*WHAT THIS TASK INVOLVES*
Write out the whole listing, matching it exactly.

^^^^^^^^^^^^^^^^

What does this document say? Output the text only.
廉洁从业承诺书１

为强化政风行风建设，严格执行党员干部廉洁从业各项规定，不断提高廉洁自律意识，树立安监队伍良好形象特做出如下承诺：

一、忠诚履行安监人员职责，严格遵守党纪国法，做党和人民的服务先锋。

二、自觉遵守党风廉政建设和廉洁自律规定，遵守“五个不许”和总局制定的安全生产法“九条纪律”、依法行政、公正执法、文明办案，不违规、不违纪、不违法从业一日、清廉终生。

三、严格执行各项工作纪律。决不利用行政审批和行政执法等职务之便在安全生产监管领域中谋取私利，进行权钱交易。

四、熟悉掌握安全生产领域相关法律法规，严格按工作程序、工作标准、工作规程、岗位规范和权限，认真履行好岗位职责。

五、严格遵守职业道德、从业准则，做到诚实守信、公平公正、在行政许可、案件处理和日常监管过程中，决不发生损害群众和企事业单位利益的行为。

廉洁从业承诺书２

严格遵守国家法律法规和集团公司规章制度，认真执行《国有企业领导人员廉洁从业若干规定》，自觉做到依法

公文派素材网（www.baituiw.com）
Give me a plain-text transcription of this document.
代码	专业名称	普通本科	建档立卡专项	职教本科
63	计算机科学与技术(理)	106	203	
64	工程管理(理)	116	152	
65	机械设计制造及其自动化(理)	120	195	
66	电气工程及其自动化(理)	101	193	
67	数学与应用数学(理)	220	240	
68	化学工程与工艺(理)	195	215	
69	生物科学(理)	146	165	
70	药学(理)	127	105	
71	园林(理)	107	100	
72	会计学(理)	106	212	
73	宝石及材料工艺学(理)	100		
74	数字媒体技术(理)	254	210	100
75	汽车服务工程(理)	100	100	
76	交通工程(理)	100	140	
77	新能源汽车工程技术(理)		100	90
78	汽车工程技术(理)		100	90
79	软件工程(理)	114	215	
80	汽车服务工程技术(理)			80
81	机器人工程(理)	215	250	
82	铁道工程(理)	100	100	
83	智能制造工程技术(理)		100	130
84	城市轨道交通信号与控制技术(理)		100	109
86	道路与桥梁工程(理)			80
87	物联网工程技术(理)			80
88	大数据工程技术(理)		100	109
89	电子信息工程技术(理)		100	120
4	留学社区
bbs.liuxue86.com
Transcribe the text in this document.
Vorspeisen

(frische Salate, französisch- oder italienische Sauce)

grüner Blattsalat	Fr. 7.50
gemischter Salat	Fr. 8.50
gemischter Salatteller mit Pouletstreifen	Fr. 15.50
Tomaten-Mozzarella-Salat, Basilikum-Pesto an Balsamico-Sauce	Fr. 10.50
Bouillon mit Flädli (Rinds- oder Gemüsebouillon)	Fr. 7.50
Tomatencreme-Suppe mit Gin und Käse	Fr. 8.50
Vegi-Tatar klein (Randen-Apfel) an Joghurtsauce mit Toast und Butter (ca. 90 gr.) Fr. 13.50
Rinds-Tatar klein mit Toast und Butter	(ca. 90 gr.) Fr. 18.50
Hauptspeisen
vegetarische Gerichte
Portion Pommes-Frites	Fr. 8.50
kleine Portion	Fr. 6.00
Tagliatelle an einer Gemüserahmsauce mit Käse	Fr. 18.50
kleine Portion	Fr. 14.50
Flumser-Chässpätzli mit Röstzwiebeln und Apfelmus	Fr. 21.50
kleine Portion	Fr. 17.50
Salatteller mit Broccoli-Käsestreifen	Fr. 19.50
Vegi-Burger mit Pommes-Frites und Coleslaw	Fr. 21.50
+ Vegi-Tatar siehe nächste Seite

^^^^^^^^^^^^^^^^

*COMPLETE ANSWER*
What does this document say? Output the text only.
廉洁从业承诺书１

为强化政风行风建设，严格执行党员干部廉洁从业各项规定，不断提高廉洁自律意识，树立安监队伍良好形象特做出如下承诺：

一、忠诚履行安监人员职责，严格遵守党纪国法，做党和人民的服务先锋。

二、自觉遵守党风廉政建设和廉洁自律规定，遵守“五个不许”和总局制定的安全生产法“九条纪律”、依法行政、公正执法、文明办案，不违规、不违纪、不违法从业一日、清廉终生。

三、严格执行各项工作纪律。决不利用行政审批和行政执法等职务之便在安全生产监管领域中谋取私利，进行权钱交易。

四、熟悉掌握安全生产领域相关法律法规，严格按工作程序、工作标准、工作规程、岗位规范和权限，认真履行好岗位职责。

五、严格遵守职业道德、从业准则，做到诚实守信、公平公正、在行政许可、案件处理和日常监管过程中，决不发生损害群众和企事业单位利益的行为。

廉洁从业承诺书２

严格遵守国家法律法规和集团公司规章制度，认真执行《国有企业领导人员廉洁从业若干规定》，自觉做到依法

公文派素材网（www.baituiw.com）
Give me a plain-text transcription of this document.
代码	专业名称	普通本科	建档立卡专项	职教本科
63	计算机科学与技术(理)	106	203	
64	工程管理(理)	116	152	
65	机械设计制造及其自动化(理)	120	195	
66	电气工程及其自动化(理)	101	193	
67	数学与应用数学(理)	220	240	
68	化学工程与工艺(理)	195	215	
69	生物科学(理)	146	165	
70	药学(理)	127	105	
71	园林(理)	107	100	
72	会计学(理)	106	212	
73	宝石及材料工艺学(理)	100		
74	数字媒体技术(理)	254	210	100
75	汽车服务工程(理)	100	100	
76	交通工程(理)	100	140	
77	新能源汽车工程技术(理)		100	90
78	汽车工程技术(理)		100	90
79	软件工程(理)	114	215	
80	汽车服务工程技术(理)			80
81	机器人工程(理)	215	250	
82	铁道工程(理)	100	100	
83	智能制造工程技术(理)		100	130
84	城市轨道交通信号与控制技术(理)		100	109
86	道路与桥梁工程(理)			80
87	物联网工程技术(理)			80
88	大数据工程技术(理)		100	109
89	电子信息工程技术(理)		100	120
4	留学社区
bbs.liuxue86.com
Transcribe the text in this document.
Vorspeisen

(frische Salate, französisch- oder italienische Sauce)

grüner Blattsalat	Fr. 7.50
gemischter Salat	Fr. 8.50
gemischter Salatteller mit Pouletstreifen	Fr. 15.50
Tomaten-Mozzarella-Salat, Basilikum-Pesto an Balsamico-Sauce	Fr. 10.50
Bouillon mit Flädli (Rinds- oder Gemüsebouillon)	Fr. 7.50
Tomatencreme-Suppe mit Gin und Käse	Fr. 8.50
Vegi-Tatar klein (Randen-Apfel) an Joghurtsauce mit Toast und Butter (ca. 90 gr.) Fr. 13.50
Rinds-Tatar klein mit Toast und Butter	(ca. 90 gr.) Fr. 18.50
Hauptspeisen
vegetarische Gerichte
Portion Pommes-Frites	Fr. 8.50
kleine Portion	Fr. 6.00
Tagliatelle an einer Gemüserahmsauce mit Käse	Fr. 18.50
kleine Portion	Fr. 14.50
Flumser-Chässpätzli mit Röstzwiebeln und Apfelmus	Fr. 21.50
kleine Portion	Fr. 17.50
Salatteller mit Broccoli-Käsestreifen	Fr. 19.50
Vegi-Burger mit Pommes-Frites und Coleslaw	Fr. 21.50
+ Vegi-Tatar siehe nächste Seite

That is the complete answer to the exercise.